Task requirements » Output all lines exactly.

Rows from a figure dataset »

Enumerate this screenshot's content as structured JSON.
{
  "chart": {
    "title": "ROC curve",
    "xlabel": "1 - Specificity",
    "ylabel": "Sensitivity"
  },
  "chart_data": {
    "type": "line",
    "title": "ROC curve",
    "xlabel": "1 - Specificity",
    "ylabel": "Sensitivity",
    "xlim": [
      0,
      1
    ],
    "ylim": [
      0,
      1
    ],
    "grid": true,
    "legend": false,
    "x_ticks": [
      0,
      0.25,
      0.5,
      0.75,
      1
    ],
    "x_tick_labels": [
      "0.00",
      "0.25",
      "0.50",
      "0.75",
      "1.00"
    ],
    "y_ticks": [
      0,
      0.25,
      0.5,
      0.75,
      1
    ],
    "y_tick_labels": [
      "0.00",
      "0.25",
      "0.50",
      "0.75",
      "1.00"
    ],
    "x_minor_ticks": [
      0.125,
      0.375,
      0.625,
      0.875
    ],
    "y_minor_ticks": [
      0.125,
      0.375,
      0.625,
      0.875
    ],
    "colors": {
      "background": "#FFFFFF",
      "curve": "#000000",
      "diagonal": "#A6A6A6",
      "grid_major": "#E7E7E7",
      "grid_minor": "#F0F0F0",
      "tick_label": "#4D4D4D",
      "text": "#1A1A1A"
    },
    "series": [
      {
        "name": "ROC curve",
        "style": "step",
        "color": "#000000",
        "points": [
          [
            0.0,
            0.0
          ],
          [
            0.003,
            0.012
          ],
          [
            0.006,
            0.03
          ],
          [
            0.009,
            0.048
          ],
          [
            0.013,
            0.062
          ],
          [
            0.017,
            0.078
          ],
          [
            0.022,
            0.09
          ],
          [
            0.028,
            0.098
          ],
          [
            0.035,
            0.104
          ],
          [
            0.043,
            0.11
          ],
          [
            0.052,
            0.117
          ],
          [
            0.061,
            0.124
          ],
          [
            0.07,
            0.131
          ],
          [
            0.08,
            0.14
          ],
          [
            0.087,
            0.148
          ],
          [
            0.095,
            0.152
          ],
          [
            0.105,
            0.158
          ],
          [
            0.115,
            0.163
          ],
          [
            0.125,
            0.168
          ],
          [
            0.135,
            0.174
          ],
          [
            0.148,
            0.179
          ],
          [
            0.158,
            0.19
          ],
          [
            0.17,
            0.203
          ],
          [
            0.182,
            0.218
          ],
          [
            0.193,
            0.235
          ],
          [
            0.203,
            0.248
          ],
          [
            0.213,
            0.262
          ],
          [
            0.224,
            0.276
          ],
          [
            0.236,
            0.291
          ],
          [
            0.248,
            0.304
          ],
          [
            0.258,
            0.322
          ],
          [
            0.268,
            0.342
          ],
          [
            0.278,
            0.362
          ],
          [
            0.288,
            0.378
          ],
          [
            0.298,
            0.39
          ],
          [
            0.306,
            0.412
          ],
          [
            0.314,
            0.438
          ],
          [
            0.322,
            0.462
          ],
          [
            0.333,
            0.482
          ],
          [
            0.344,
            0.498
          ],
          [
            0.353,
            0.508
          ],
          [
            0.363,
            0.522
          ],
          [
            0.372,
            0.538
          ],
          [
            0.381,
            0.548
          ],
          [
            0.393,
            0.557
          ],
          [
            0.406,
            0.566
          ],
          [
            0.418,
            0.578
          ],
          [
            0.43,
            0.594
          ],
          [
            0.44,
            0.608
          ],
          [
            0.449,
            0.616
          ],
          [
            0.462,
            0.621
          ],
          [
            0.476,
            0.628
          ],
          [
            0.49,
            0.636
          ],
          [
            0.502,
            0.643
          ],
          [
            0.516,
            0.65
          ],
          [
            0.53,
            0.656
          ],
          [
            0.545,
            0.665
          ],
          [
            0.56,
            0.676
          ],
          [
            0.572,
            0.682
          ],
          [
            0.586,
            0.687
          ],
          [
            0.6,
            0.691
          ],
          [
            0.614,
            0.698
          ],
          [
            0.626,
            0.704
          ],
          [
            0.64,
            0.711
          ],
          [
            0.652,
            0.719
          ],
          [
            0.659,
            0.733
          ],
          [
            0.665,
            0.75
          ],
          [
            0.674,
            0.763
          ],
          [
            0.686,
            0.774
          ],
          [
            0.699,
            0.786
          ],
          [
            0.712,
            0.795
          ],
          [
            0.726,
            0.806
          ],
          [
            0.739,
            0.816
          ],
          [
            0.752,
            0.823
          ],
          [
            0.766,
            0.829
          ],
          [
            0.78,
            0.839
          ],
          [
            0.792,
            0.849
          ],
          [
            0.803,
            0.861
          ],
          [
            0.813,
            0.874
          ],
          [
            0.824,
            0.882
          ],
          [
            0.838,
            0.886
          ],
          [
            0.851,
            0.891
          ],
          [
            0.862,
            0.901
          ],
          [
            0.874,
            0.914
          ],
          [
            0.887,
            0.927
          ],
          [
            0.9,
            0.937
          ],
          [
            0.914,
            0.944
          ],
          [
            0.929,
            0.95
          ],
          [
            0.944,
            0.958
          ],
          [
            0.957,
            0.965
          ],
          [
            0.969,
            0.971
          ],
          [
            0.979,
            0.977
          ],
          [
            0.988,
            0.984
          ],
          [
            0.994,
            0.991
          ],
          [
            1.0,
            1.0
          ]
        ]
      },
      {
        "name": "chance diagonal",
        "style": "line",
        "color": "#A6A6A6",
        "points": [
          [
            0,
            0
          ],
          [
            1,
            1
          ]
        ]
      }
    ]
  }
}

Final answer »
Enumerate this screenshot's content as structured JSON.
{
  "chart": {
    "title": "ROC curve",
    "xlabel": "1 - Specificity",
    "ylabel": "Sensitivity"
  },
  "chart_data": {
    "type": "line",
    "title": "ROC curve",
    "xlabel": "1 - Specificity",
    "ylabel": "Sensitivity",
    "xlim": [
      0,
      1
    ],
    "ylim": [
      0,
      1
    ],
    "grid": true,
    "legend": false,
    "x_ticks": [
      0,
      0.25,
      0.5,
      0.75,
      1
    ],
    "x_tick_labels": [
      "0.00",
      "0.25",
      "0.50",
      "0.75",
      "1.00"
    ],
    "y_ticks": [
      0,
      0.25,
      0.5,
      0.75,
      1
    ],
    "y_tick_labels": [
      "0.00",
      "0.25",
      "0.50",
      "0.75",
      "1.00"
    ],
    "x_minor_ticks": [
      0.125,
      0.375,
      0.625,
      0.875
    ],
    "y_minor_ticks": [
      0.125,
      0.375,
      0.625,
      0.875
    ],
    "colors": {
      "background": "#FFFFFF",
      "curve": "#000000",
      "diagonal": "#A6A6A6",
      "grid_major": "#E7E7E7",
      "grid_minor": "#F0F0F0",
      "tick_label": "#4D4D4D",
      "text": "#1A1A1A"
    },
    "series": [
      {
        "name": "ROC curve",
        "style": "step",
        "color": "#000000",
        "points": [
          [
            0.0,
            0.0
          ],
          [
            0.003,
            0.012
          ],
          [
            0.006,
            0.03
          ],
          [
            0.009,
            0.048
          ],
          [
            0.013,
            0.062
          ],
          [
            0.017,
            0.078
          ],
          [
            0.022,
            0.09
          ],
          [
            0.028,
            0.098
          ],
          [
            0.035,
            0.104
          ],
          [
            0.043,
            0.11
          ],
          [
            0.052,
            0.117
          ],
          [
            0.061,
            0.124
          ],
          [
            0.07,
            0.131
          ],
          [
            0.08,
            0.14
          ],
          [
            0.087,
            0.148
          ],
          [
            0.095,
            0.152
          ],
          [
            0.105,
            0.158
          ],
          [
            0.115,
            0.163
          ],
          [
            0.125,
            0.168
          ],
          [
            0.135,
            0.174
          ],
          [
            0.148,
            0.179
          ],
          [
            0.158,
            0.19
          ],
          [
            0.17,
            0.203
          ],
          [
            0.182,
            0.218
          ],
          [
            0.193,
            0.235
          ],
          [
            0.203,
            0.248
          ],
          [
            0.213,
            0.262
          ],
          [
            0.224,
            0.276
          ],
          [
            0.236,
            0.291
          ],
          [
            0.248,
            0.304
          ],
          [
            0.258,
            0.322
          ],
          [
            0.268,
            0.342
          ],
          [
            0.278,
            0.362
          ],
          [
            0.288,
            0.378
          ],
          [
            0.298,
            0.39
          ],
          [
            0.306,
            0.412
          ],
          [
            0.314,
            0.438
          ],
          [
            0.322,
            0.462
          ],
          [
            0.333,
            0.482
          ],
          [
            0.344,
            0.498
          ],
          [
            0.353,
            0.508
          ],
          [
            0.363,
            0.522
          ],
          [
            0.372,
            0.538
          ],
          [
            0.381,
            0.548
          ],
          [
            0.393,
            0.557
          ],
          [
            0.406,
            0.566
          ],
          [
            0.418,
            0.578
          ],
          [
            0.43,
            0.594
          ],
          [
            0.44,
            0.608
          ],
          [
            0.449,
            0.616
          ],
          [
            0.462,
            0.621
          ],
          [
            0.476,
            0.628
          ],
          [
            0.49,
            0.636
          ],
          [
            0.502,
            0.643
          ],
          [
            0.516,
            0.65
          ],
          [
            0.53,
            0.656
          ],
          [
            0.545,
            0.665
          ],
          [
            0.56,
            0.676
          ],
          [
            0.572,
            0.682
          ],
          [
            0.586,
            0.687
          ],
          [
            0.6,
            0.691
          ],
          [
            0.614,
            0.698
          ],
          [
            0.626,
            0.704
          ],
          [
            0.64,
            0.711
          ],
          [
            0.652,
            0.719
          ],
          [
            0.659,
            0.733
          ],
          [
            0.665,
            0.75
          ],
          [
            0.674,
            0.763
          ],
          [
            0.686,
            0.774
          ],
          [
            0.699,
            0.786
          ],
          [
            0.712,
            0.795
          ],
          [
            0.726,
            0.806
          ],
          [
            0.739,
            0.816
          ],
          [
            0.752,
            0.823
          ],
          [
            0.766,
            0.829
          ],
          [
            0.78,
            0.839
          ],
          [
            0.792,
            0.849
          ],
          [
            0.803,
            0.861
          ],
          [
            0.813,
            0.874
          ],
          [
            0.824,
            0.882
          ],
          [
            0.838,
            0.886
          ],
          [
            0.851,
            0.891
          ],
          [
            0.862,
            0.901
          ],
          [
            0.874,
            0.914
          ],
          [
            0.887,
            0.927
          ],
          [
            0.9,
            0.937
          ],
          [
            0.914,
            0.944
          ],
          [
            0.929,
            0.95
          ],
          [
            0.944,
            0.958
          ],
          [
            0.957,
            0.965
          ],
          [
            0.969,
            0.971
          ],
          [
            0.979,
            0.977
          ],
          [
            0.988,
            0.984
          ],
          [
            0.994,
            0.991
          ],
          [
            1.0,
            1.0
          ]
        ]
      },
      {
        "name": "chance diagonal",
        "style": "line",
        "color": "#A6A6A6",
        "points": [
          [
            0,
            0
          ],
          [
            1,
            1
          ]
        ]
      }
    ]
  }
}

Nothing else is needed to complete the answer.